» **Work required**: What follows is a listing; give it again exactly, in its entirety.

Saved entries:
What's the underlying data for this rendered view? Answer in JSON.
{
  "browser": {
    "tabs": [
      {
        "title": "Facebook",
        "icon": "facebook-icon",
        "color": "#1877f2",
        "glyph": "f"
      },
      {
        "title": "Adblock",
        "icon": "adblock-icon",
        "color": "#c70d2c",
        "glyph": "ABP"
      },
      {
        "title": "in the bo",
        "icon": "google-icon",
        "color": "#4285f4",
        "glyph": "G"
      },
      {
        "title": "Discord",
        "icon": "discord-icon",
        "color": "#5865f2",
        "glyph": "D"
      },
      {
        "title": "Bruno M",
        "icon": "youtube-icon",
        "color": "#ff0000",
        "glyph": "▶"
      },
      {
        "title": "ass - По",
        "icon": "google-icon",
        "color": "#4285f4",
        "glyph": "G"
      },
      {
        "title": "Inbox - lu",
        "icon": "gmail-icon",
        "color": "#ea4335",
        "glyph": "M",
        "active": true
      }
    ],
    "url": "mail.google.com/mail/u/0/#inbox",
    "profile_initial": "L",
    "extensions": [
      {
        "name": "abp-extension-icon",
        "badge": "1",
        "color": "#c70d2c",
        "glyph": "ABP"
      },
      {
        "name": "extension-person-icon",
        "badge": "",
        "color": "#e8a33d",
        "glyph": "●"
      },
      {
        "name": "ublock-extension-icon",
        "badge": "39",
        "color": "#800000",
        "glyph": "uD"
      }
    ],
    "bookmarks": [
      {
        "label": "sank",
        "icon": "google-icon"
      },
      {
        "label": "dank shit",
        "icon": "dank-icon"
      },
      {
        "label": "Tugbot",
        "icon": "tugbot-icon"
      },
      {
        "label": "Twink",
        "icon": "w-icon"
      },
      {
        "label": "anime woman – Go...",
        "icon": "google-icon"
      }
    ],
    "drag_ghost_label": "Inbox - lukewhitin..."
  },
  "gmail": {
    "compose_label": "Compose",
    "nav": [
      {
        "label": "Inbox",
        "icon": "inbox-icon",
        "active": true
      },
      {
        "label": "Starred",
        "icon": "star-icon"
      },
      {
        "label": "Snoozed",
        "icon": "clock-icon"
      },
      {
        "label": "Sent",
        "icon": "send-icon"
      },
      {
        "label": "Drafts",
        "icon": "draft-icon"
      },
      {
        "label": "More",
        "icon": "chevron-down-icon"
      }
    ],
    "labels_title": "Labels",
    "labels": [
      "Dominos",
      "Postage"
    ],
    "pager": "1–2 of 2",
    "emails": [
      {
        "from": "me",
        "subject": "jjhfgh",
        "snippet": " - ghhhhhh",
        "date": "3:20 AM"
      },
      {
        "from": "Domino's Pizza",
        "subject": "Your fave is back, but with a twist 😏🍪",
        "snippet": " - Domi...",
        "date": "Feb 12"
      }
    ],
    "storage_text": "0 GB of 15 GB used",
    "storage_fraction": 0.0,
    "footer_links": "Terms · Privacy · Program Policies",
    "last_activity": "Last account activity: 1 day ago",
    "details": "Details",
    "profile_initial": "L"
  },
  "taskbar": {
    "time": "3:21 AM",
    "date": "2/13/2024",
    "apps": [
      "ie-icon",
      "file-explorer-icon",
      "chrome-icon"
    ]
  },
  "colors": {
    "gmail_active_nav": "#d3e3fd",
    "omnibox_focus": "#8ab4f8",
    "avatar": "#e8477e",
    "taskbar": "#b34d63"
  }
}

» **Exercise response**:
What's the underlying data for this rendered view? Answer in JSON.
{
  "browser": {
    "tabs": [
      {
        "title": "Facebook",
        "icon": "facebook-icon",
        "color": "#1877f2",
        "glyph": "f"
      },
      {
        "title": "Adblock",
        "icon": "adblock-icon",
        "color": "#c70d2c",
        "glyph": "ABP"
      },
      {
        "title": "in the bo",
        "icon": "google-icon",
        "color": "#4285f4",
        "glyph": "G"
      },
      {
        "title": "Discord",
        "icon": "discord-icon",
        "color": "#5865f2",
        "glyph": "D"
      },
      {
        "title": "Bruno M",
        "icon": "youtube-icon",
        "color": "#ff0000",
        "glyph": "▶"
      },
      {
        "title": "ass - По",
        "icon": "google-icon",
        "color": "#4285f4",
        "glyph": "G"
      },
      {
        "title": "Inbox - lu",
        "icon": "gmail-icon",
        "color": "#ea4335",
        "glyph": "M",
        "active": true
      }
    ],
    "url": "mail.google.com/mail/u/0/#inbox",
    "profile_initial": "L",
    "extensions": [
      {
        "name": "abp-extension-icon",
        "badge": "1",
        "color": "#c70d2c",
        "glyph": "ABP"
      },
      {
        "name": "extension-person-icon",
        "badge": "",
        "color": "#e8a33d",
        "glyph": "●"
      },
      {
        "name": "ublock-extension-icon",
        "badge": "39",
        "color": "#800000",
        "glyph": "uD"
      }
    ],
    "bookmarks": [
      {
        "label": "sank",
        "icon": "google-icon"
      },
      {
        "label": "dank shit",
        "icon": "dank-icon"
      },
      {
        "label": "Tugbot",
        "icon": "tugbot-icon"
      },
      {
        "label": "Twink",
        "icon": "w-icon"
      },
      {
        "label": "anime woman – Go...",
        "icon": "google-icon"
      }
    ],
    "drag_ghost_label": "Inbox - lukewhitin..."
  },
  "gmail": {
    "compose_label": "Compose",
    "nav": [
      {
        "label": "Inbox",
        "icon": "inbox-icon",
        "active": true
      },
      {
        "label": "Starred",
        "icon": "star-icon"
      },
      {
        "label": "Snoozed",
        "icon": "clock-icon"
      },
      {
        "label": "Sent",
        "icon": "send-icon"
      },
      {
        "label": "Drafts",
        "icon": "draft-icon"
      },
      {
        "label": "More",
        "icon": "chevron-down-icon"
      }
    ],
    "labels_title": "Labels",
    "labels": [
      "Dominos",
      "Postage"
    ],
    "pager": "1–2 of 2",
    "emails": [
      {
        "from": "me",
        "subject": "jjhfgh",
        "snippet": " - ghhhhhh",
        "date": "3:20 AM"
      },
      {
        "from": "Domino's Pizza",
        "subject": "Your fave is back, but with a twist 😏🍪",
        "snippet": " - Domi...",
        "date": "Feb 12"
      }
    ],
    "storage_text": "0 GB of 15 GB used",
    "storage_fraction": 0.0,
    "footer_links": "Terms · Privacy · Program Policies",
    "last_activity": "Last account activity: 1 day ago",
    "details": "Details",
    "profile_initial": "L"
  },
  "taskbar": {
    "time": "3:21 AM",
    "date": "2/13/2024",
    "apps": [
      "ie-icon",
      "file-explorer-icon",
      "chrome-icon"
    ]
  },
  "colors": {
    "gmail_active_nav": "#d3e3fd",
    "omnibox_focus": "#8ab4f8",
    "avatar": "#e8477e",
    "taskbar": "#b34d63"
  }
}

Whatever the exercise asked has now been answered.